[Recorded data]
+++++

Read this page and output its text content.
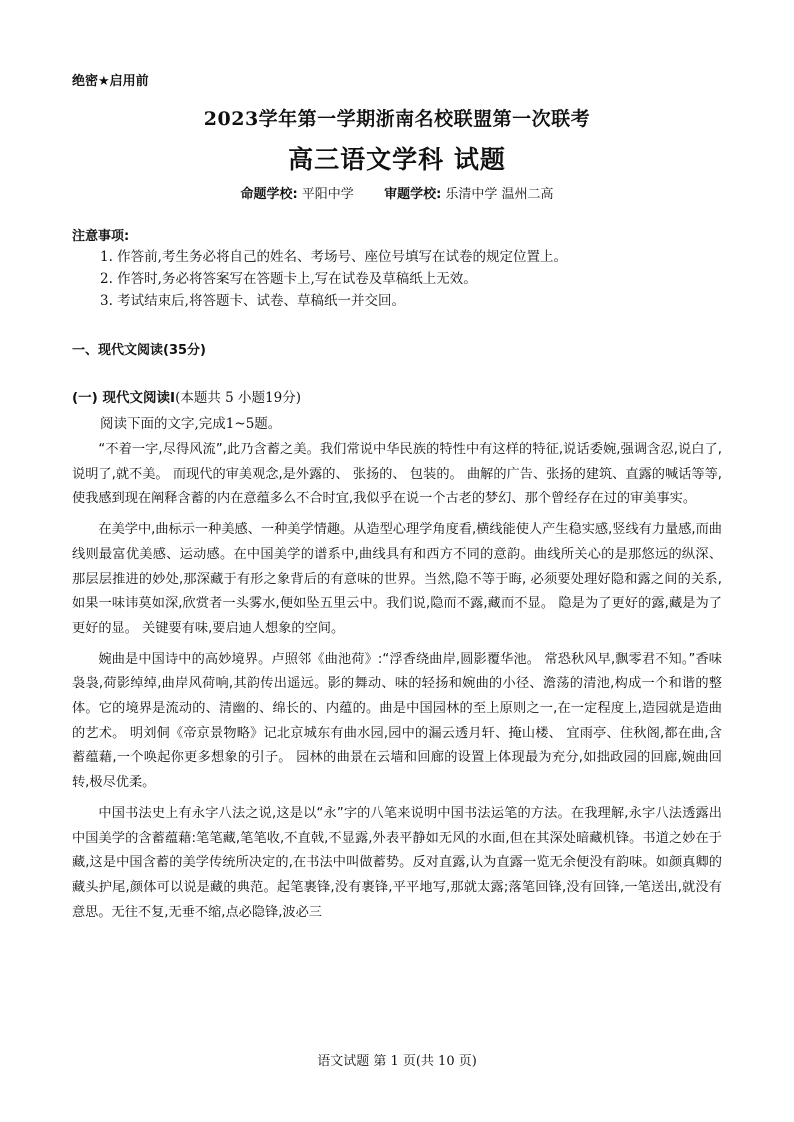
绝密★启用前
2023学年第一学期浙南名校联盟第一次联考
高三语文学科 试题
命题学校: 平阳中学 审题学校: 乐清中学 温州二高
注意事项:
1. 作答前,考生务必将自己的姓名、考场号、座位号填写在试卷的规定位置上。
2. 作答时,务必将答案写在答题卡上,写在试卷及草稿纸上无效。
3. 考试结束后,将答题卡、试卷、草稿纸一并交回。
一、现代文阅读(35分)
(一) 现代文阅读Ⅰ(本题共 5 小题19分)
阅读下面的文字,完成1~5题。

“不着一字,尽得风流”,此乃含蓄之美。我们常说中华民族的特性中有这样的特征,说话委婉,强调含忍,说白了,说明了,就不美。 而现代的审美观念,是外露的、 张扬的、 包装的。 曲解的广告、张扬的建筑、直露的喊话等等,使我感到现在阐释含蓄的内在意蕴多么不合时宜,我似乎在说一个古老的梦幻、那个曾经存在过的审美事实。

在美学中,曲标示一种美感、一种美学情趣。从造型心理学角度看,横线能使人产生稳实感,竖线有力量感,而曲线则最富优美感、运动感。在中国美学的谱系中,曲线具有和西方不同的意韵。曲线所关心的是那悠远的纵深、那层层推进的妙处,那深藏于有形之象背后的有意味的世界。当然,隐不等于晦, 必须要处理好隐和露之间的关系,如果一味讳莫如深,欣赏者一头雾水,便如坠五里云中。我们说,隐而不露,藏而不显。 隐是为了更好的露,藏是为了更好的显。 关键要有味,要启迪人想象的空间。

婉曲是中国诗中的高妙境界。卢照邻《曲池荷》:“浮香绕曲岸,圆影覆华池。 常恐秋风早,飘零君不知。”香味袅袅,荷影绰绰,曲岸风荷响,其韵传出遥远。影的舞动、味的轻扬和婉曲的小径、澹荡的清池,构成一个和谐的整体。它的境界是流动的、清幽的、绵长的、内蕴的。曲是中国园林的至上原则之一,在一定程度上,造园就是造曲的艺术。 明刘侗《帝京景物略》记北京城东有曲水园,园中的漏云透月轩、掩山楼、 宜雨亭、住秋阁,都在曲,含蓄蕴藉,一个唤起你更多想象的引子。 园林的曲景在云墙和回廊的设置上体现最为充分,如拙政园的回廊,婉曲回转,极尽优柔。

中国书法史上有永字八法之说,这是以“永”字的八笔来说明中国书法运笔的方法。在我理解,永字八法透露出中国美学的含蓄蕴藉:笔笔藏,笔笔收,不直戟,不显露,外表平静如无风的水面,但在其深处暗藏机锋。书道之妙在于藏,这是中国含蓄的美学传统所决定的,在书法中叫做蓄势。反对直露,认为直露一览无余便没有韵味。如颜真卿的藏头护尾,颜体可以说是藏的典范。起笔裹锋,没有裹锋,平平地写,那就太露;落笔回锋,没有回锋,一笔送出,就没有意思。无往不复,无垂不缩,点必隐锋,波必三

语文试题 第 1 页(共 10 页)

+++++

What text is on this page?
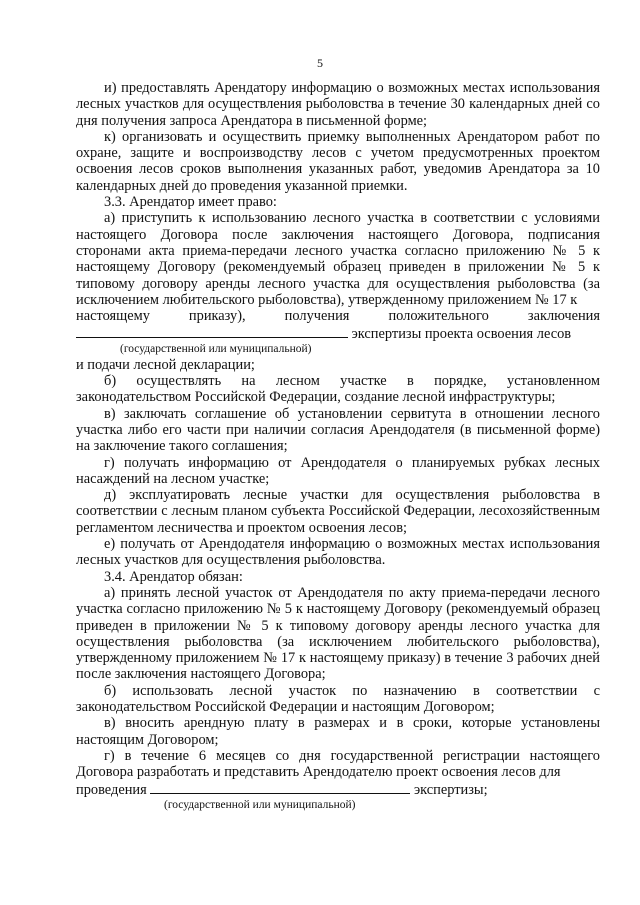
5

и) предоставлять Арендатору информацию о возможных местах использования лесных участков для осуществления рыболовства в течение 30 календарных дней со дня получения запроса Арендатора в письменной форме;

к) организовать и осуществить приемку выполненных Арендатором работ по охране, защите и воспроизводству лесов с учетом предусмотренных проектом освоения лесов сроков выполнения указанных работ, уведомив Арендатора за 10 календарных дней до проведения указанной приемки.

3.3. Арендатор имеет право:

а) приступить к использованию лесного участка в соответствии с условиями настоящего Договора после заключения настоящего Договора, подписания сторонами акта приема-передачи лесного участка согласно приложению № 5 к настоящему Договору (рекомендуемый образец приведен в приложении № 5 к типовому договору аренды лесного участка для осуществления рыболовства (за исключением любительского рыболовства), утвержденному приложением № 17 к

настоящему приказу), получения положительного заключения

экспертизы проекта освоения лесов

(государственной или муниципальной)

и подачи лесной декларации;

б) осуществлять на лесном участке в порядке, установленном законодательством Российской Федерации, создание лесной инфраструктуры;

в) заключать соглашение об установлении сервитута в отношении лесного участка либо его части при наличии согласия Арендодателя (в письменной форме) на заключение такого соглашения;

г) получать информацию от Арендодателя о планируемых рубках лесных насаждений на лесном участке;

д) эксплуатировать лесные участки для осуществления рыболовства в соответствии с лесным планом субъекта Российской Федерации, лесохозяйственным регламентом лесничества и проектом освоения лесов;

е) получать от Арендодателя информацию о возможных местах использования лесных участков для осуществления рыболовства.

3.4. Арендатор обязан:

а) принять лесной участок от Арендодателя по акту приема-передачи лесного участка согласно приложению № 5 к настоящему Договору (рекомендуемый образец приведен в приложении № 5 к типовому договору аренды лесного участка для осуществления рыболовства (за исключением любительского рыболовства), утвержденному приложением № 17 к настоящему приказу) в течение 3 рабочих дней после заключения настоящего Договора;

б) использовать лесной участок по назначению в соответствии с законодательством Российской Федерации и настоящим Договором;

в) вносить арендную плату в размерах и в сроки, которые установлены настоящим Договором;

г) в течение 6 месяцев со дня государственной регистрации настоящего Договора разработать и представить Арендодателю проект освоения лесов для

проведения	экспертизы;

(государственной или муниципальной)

+++++

● **EXERCISE OBJECTIVE**: Locate all lines holding the word "text", then copy them out.

● **SOLUTION TO THIS EXERCISE**:
Read this page and output its text content.
What text is on this page?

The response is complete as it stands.